• **AIM OF THE TASK**
In the following material, identify every line holding the string "NUMBER" and return it.

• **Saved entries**
------------------------------------------------
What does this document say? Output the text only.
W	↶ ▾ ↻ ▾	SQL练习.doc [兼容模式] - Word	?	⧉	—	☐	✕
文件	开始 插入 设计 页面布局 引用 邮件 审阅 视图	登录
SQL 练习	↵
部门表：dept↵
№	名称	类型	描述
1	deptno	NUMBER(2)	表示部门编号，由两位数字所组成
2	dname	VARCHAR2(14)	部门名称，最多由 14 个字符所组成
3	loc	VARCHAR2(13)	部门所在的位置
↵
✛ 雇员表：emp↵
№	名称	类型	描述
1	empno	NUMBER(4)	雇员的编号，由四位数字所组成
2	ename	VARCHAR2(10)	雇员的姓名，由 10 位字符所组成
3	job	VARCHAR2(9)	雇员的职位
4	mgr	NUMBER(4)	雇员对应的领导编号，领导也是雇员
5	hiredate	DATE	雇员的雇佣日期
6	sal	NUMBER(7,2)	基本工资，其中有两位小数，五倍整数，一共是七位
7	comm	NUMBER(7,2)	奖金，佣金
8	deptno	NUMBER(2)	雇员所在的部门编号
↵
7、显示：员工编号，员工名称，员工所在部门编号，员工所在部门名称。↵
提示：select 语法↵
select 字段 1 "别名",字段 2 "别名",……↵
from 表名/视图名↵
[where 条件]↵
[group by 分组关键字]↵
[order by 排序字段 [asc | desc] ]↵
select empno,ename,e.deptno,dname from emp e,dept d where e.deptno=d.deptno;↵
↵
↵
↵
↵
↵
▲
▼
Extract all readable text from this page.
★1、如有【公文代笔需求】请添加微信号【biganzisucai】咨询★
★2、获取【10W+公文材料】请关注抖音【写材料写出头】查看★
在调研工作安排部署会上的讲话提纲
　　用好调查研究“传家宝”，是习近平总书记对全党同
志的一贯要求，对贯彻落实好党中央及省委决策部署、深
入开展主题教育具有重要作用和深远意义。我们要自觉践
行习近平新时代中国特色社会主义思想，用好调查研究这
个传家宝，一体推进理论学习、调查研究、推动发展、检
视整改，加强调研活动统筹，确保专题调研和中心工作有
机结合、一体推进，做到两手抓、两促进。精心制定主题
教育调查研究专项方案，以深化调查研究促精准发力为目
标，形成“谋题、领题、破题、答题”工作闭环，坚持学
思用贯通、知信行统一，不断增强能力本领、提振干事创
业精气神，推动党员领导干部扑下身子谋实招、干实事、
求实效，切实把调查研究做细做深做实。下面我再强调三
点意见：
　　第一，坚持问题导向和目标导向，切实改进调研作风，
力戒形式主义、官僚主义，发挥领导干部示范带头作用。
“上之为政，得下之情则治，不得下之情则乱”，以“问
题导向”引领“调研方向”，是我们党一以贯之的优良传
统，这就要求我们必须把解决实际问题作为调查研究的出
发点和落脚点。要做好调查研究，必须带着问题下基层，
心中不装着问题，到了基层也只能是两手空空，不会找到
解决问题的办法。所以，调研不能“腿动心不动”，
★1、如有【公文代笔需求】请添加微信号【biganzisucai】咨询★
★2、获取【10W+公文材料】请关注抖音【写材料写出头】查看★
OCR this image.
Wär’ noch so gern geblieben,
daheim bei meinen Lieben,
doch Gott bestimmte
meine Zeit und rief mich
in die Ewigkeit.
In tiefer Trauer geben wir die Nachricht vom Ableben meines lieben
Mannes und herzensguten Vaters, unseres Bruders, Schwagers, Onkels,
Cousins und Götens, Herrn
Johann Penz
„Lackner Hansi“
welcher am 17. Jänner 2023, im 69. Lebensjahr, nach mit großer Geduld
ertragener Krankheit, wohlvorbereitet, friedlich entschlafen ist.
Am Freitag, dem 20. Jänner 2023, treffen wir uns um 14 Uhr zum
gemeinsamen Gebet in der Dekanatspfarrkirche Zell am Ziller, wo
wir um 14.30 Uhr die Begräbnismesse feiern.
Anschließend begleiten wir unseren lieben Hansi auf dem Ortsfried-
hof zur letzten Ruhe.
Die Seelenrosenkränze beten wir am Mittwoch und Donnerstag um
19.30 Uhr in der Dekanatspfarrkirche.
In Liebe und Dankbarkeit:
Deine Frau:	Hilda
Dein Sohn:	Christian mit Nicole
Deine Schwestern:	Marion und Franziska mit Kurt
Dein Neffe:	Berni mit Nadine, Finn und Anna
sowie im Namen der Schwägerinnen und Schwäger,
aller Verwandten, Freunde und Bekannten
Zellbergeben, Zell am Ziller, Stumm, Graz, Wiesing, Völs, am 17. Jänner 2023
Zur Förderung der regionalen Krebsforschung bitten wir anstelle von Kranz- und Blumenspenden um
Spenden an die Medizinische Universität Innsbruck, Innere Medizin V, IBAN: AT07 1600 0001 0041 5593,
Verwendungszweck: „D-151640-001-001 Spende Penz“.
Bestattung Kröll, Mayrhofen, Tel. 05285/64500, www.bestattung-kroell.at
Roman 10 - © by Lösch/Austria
------------------------------------------------
• **REPLY**
1	deptno	NUMBER(2)	表示部门编号，由两位数字所组成
1	empno	NUMBER(4)	雇员的编号，由四位数字所组成
4	mgr	NUMBER(4)	雇员对应的领导编号，领导也是雇员
6	sal	NUMBER(7,2)	基本工资，其中有两位小数，五倍整数，一共是七位
7	comm	NUMBER(7,2)	奖金，佣金
8	deptno	NUMBER(2)	雇员所在的部门编号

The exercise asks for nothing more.